▸ What the task asks: Search the material below for the word "проведение". Copy every line that has it.

▸ Data supplied:
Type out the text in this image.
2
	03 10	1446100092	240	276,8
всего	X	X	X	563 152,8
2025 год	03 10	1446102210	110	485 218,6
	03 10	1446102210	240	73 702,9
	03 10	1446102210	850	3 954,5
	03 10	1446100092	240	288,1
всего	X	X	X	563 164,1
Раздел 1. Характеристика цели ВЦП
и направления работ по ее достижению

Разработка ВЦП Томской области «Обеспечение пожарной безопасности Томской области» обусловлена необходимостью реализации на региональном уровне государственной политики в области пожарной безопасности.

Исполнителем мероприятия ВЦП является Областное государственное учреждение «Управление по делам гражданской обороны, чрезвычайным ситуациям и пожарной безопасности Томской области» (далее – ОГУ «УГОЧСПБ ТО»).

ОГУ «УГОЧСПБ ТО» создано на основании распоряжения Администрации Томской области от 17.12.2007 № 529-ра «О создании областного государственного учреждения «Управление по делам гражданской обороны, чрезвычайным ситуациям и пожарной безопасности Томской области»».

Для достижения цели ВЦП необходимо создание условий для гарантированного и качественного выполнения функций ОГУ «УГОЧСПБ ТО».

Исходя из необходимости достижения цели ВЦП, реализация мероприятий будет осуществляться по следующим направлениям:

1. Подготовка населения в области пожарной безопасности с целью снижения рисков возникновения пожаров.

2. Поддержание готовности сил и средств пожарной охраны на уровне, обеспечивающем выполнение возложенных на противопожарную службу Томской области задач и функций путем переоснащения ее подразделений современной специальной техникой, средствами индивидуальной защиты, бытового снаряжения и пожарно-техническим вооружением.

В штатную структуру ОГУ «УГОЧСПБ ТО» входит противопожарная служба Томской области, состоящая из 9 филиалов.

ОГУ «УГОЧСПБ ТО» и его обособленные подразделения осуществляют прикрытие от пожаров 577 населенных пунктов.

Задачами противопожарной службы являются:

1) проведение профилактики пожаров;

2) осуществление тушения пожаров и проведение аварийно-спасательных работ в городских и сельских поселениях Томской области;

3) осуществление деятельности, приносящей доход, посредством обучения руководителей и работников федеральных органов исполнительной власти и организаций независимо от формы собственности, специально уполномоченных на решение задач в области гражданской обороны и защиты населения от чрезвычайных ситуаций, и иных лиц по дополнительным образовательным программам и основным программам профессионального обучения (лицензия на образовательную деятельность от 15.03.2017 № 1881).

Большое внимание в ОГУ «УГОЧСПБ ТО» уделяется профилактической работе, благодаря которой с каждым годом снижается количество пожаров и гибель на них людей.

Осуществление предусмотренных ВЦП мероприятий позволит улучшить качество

▸ Output of the exercise:
1) проведение профилактики пожаров;
2) осуществление тушения пожаров и проведение аварийно-спасательных работ в городских и сельских поселениях Томской области;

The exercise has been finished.